Instruction 1
Return the stretch of the log equations solution from "so we must have" through "of previous line)", copied word for word.
Instruction 2
Please take the log equations solution further, starting right after its last line.
[start Source excerpt]
Solve the pair of simultaneous equations
$\log(x + y) = 0$ ...(1)
$2 \log x = \log (y - 1) $ ...(2)
SOLUTION:
$\log (x+y)=0$ in index form becomes $x+y = 10^0$ and so
$x+y=1$ (1)
In (2) we see that the domain of $x$ and $y$ is restricted by $x>0$ and $y-1$>0 (since the log function has domain positive numbers only)
so we must have $x>0$ and $y>1$.
Now using log laws on (2) and converting to index form we have
$\log (x^2) = \log(y-1)$
$\log(x^2) - \log(y-1) = 0$
$ \log( x^2/(y-1) ) = 0 $
$x^2/(y-1) = 10^0$ (index form of previous line)
[end Source excerpt]
[start Data supplied]
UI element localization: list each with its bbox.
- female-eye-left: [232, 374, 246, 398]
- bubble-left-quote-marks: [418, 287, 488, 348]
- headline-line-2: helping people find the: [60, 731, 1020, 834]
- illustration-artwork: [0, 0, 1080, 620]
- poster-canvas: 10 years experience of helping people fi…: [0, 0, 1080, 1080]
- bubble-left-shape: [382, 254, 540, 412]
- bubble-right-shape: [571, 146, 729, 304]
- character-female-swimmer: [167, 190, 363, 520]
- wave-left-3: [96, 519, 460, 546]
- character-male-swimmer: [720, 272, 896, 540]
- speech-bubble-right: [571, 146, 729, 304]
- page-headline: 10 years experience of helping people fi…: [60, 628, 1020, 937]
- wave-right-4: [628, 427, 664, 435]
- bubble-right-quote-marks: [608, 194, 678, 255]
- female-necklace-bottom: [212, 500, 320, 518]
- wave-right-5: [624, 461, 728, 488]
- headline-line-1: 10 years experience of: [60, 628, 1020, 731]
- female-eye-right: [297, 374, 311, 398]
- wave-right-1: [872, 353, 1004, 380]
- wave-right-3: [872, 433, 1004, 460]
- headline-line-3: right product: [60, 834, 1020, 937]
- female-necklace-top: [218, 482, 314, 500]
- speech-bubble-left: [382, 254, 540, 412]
[end Data supplied]
Final answer 1
so we must have $x>0$ and $y>1$.
Now using log laws on (2) and converting to index form we have
$\log (x^2) = \log(y-1)$
$\log(x^2) - \log(y-1) = 0$
$ \log( x^2/(y-1) ) = 0 $
$x^2/(y-1) = 10^0$ (index form of previous line)

Final answer 2
$x^2/(y-1) = 1 $
$x^2 = y - 1 $
$y = x^2 + 1 $ (2)
So we now have the two simultaneous equations to solve
$x+y=1$ (1)
$y = x^2 + 1$ (2)
(but keeping in mind that $x>0, y>1$ must hold also)
so, $x + x^2 +1 = 1$
$x^2 + x = 0$
$x ( x + 1 )= 0 $
so this gives $x = 0, -1$
but we must have $x>0$ and both of these solutions fail that condition.
So, we conclude that there are NO SOLUTIONS!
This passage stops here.